=== DIRECTIVE ===
The records that follow need to be output exactly as they are.

=== THE DATA ===

=-=-=

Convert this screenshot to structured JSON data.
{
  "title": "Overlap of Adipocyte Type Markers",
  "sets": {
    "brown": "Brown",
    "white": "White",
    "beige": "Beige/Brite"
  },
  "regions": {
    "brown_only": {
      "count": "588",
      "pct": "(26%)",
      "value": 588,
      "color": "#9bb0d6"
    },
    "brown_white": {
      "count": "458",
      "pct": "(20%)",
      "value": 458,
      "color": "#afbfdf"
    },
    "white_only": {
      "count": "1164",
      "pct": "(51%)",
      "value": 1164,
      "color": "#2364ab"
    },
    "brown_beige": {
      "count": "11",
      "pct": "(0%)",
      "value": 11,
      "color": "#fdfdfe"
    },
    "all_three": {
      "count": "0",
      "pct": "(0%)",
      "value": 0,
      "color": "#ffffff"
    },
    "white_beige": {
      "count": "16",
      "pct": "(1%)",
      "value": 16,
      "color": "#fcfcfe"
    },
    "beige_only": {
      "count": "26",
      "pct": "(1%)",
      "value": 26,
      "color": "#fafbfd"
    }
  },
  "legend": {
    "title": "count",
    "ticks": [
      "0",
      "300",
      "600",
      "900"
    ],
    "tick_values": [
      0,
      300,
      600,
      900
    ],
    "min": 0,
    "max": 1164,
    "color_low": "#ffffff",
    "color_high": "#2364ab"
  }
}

=-=-=

=== EXERCISE RESULT ===
Convert this screenshot to structured JSON data.
{
  "title": "Overlap of Adipocyte Type Markers",
  "sets": {
    "brown": "Brown",
    "white": "White",
    "beige": "Beige/Brite"
  },
  "regions": {
    "brown_only": {
      "count": "588",
      "pct": "(26%)",
      "value": 588,
      "color": "#9bb0d6"
    },
    "brown_white": {
      "count": "458",
      "pct": "(20%)",
      "value": 458,
      "color": "#afbfdf"
    },
    "white_only": {
      "count": "1164",
      "pct": "(51%)",
      "value": 1164,
      "color": "#2364ab"
    },
    "brown_beige": {
      "count": "11",
      "pct": "(0%)",
      "value": 11,
      "color": "#fdfdfe"
    },
    "all_three": {
      "count": "0",
      "pct": "(0%)",
      "value": 0,
      "color": "#ffffff"
    },
    "white_beige": {
      "count": "16",
      "pct": "(1%)",
      "value": 16,
      "color": "#fcfcfe"
    },
    "beige_only": {
      "count": "26",
      "pct": "(1%)",
      "value": 26,
      "color": "#fafbfd"
    }
  },
  "legend": {
    "title": "count",
    "ticks": [
      "0",
      "300",
      "600",
      "900"
    ],
    "tick_values": [
      0,
      300,
      600,
      900
    ],
    "min": 0,
    "max": 1164,
    "color_low": "#ffffff",
    "color_high": "#2364ab"
  }
}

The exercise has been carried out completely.